DIRECTIONS FOR THIS TASK »
Return the full material exactly.

EXCERPTED RECORDS »
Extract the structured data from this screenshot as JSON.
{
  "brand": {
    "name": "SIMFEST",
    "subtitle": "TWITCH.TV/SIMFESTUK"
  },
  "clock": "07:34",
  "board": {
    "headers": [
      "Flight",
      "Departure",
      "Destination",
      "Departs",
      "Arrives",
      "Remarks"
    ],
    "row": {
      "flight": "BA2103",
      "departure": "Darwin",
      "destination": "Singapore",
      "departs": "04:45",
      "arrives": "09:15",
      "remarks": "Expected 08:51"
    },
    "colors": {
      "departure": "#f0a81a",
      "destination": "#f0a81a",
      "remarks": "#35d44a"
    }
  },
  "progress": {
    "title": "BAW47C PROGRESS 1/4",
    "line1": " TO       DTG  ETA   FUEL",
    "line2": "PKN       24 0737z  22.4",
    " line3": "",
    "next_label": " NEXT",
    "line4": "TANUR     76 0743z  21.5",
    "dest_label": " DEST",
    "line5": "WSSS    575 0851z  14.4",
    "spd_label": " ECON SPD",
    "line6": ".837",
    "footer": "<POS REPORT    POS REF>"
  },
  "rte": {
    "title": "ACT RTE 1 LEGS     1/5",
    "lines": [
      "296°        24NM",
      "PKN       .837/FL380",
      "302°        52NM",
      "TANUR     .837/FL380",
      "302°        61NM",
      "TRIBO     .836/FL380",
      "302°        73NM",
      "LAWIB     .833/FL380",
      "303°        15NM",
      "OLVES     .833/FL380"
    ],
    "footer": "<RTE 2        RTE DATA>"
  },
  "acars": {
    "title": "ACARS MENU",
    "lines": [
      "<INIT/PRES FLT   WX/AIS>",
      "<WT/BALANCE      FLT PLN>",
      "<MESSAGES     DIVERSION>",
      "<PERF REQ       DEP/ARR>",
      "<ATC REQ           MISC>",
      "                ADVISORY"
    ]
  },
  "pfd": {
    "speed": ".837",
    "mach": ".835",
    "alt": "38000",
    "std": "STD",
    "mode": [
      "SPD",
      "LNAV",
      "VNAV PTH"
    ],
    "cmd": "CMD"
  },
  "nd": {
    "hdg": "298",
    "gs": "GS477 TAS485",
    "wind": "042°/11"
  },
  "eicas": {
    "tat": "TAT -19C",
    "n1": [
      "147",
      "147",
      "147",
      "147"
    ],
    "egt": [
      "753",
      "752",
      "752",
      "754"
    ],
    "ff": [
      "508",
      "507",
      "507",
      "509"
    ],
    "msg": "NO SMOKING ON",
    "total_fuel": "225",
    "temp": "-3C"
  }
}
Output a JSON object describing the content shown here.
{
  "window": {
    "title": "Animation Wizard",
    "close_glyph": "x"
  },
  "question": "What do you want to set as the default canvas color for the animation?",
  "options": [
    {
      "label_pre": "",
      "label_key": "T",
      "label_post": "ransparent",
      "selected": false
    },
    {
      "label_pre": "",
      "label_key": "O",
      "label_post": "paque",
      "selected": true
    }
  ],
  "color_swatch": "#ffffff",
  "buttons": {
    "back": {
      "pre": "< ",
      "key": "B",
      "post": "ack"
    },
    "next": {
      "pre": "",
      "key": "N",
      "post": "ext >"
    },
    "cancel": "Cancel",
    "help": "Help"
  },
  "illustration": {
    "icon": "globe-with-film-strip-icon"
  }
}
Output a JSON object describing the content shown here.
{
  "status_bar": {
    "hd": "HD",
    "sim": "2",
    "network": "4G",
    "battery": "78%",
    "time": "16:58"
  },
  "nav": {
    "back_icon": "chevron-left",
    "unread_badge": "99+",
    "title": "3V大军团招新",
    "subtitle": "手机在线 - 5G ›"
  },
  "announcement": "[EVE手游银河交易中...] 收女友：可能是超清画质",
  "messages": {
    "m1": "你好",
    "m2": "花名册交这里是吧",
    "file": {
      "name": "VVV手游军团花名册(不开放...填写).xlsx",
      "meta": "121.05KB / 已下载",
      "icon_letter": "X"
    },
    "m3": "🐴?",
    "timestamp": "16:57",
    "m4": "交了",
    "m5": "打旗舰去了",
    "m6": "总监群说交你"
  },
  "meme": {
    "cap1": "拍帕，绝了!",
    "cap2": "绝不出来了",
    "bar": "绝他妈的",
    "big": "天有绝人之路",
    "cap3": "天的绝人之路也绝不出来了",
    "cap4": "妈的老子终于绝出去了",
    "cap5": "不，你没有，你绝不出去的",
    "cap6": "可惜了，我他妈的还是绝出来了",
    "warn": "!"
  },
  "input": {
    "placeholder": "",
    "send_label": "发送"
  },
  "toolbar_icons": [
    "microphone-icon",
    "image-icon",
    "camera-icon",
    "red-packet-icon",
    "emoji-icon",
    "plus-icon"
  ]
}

ANSWER TO THIS EXERCISE »
Extract the structured data from this screenshot as JSON.
{
  "brand": {
    "name": "SIMFEST",
    "subtitle": "TWITCH.TV/SIMFESTUK"
  },
  "clock": "07:34",
  "board": {
    "headers": [
      "Flight",
      "Departure",
      "Destination",
      "Departs",
      "Arrives",
      "Remarks"
    ],
    "row": {
      "flight": "BA2103",
      "departure": "Darwin",
      "destination": "Singapore",
      "departs": "04:45",
      "arrives": "09:15",
      "remarks": "Expected 08:51"
    },
    "colors": {
      "departure": "#f0a81a",
      "destination": "#f0a81a",
      "remarks": "#35d44a"
    }
  },
  "progress": {
    "title": "BAW47C PROGRESS 1/4",
    "line1": " TO       DTG  ETA   FUEL",
    "line2": "PKN       24 0737z  22.4",
    " line3": "",
    "next_label": " NEXT",
    "line4": "TANUR     76 0743z  21.5",
    "dest_label": " DEST",
    "line5": "WSSS    575 0851z  14.4",
    "spd_label": " ECON SPD",
    "line6": ".837",
    "footer": "<POS REPORT    POS REF>"
  },
  "rte": {
    "title": "ACT RTE 1 LEGS     1/5",
    "lines": [
      "296°        24NM",
      "PKN       .837/FL380",
      "302°        52NM",
      "TANUR     .837/FL380",
      "302°        61NM",
      "TRIBO     .836/FL380",
      "302°        73NM",
      "LAWIB     .833/FL380",
      "303°        15NM",
      "OLVES     .833/FL380"
    ],
    "footer": "<RTE 2        RTE DATA>"
  },
  "acars": {
    "title": "ACARS MENU",
    "lines": [
      "<INIT/PRES FLT   WX/AIS>",
      "<WT/BALANCE      FLT PLN>",
      "<MESSAGES     DIVERSION>",
      "<PERF REQ       DEP/ARR>",
      "<ATC REQ           MISC>",
      "                ADVISORY"
    ]
  },
  "pfd": {
    "speed": ".837",
    "mach": ".835",
    "alt": "38000",
    "std": "STD",
    "mode": [
      "SPD",
      "LNAV",
      "VNAV PTH"
    ],
    "cmd": "CMD"
  },
  "nd": {
    "hdg": "298",
    "gs": "GS477 TAS485",
    "wind": "042°/11"
  },
  "eicas": {
    "tat": "TAT -19C",
    "n1": [
      "147",
      "147",
      "147",
      "147"
    ],
    "egt": [
      "753",
      "752",
      "752",
      "754"
    ],
    "ff": [
      "508",
      "507",
      "507",
      "509"
    ],
    "msg": "NO SMOKING ON",
    "total_fuel": "225",
    "temp": "-3C"
  }
}
Output a JSON object describing the content shown here.
{
  "window": {
    "title": "Animation Wizard",
    "close_glyph": "x"
  },
  "question": "What do you want to set as the default canvas color for the animation?",
  "options": [
    {
      "label_pre": "",
      "label_key": "T",
      "label_post": "ransparent",
      "selected": false
    },
    {
      "label_pre": "",
      "label_key": "O",
      "label_post": "paque",
      "selected": true
    }
  ],
  "color_swatch": "#ffffff",
  "buttons": {
    "back": {
      "pre": "< ",
      "key": "B",
      "post": "ack"
    },
    "next": {
      "pre": "",
      "key": "N",
      "post": "ext >"
    },
    "cancel": "Cancel",
    "help": "Help"
  },
  "illustration": {
    "icon": "globe-with-film-strip-icon"
  }
}
Output a JSON object describing the content shown here.
{
  "status_bar": {
    "hd": "HD",
    "sim": "2",
    "network": "4G",
    "battery": "78%",
    "time": "16:58"
  },
  "nav": {
    "back_icon": "chevron-left",
    "unread_badge": "99+",
    "title": "3V大军团招新",
    "subtitle": "手机在线 - 5G ›"
  },
  "announcement": "[EVE手游银河交易中...] 收女友：可能是超清画质",
  "messages": {
    "m1": "你好",
    "m2": "花名册交这里是吧",
    "file": {
      "name": "VVV手游军团花名册(不开放...填写).xlsx",
      "meta": "121.05KB / 已下载",
      "icon_letter": "X"
    },
    "m3": "🐴?",
    "timestamp": "16:57",
    "m4": "交了",
    "m5": "打旗舰去了",
    "m6": "总监群说交你"
  },
  "meme": {
    "cap1": "拍帕，绝了!",
    "cap2": "绝不出来了",
    "bar": "绝他妈的",
    "big": "天有绝人之路",
    "cap3": "天的绝人之路也绝不出来了",
    "cap4": "妈的老子终于绝出去了",
    "cap5": "不，你没有，你绝不出去的",
    "cap6": "可惜了，我他妈的还是绝出来了",
    "warn": "!"
  },
  "input": {
    "placeholder": "",
    "send_label": "发送"
  },
  "toolbar_icons": [
    "microphone-icon",
    "image-icon",
    "camera-icon",
    "red-packet-icon",
    "emoji-icon",
    "plus-icon"
  ]
}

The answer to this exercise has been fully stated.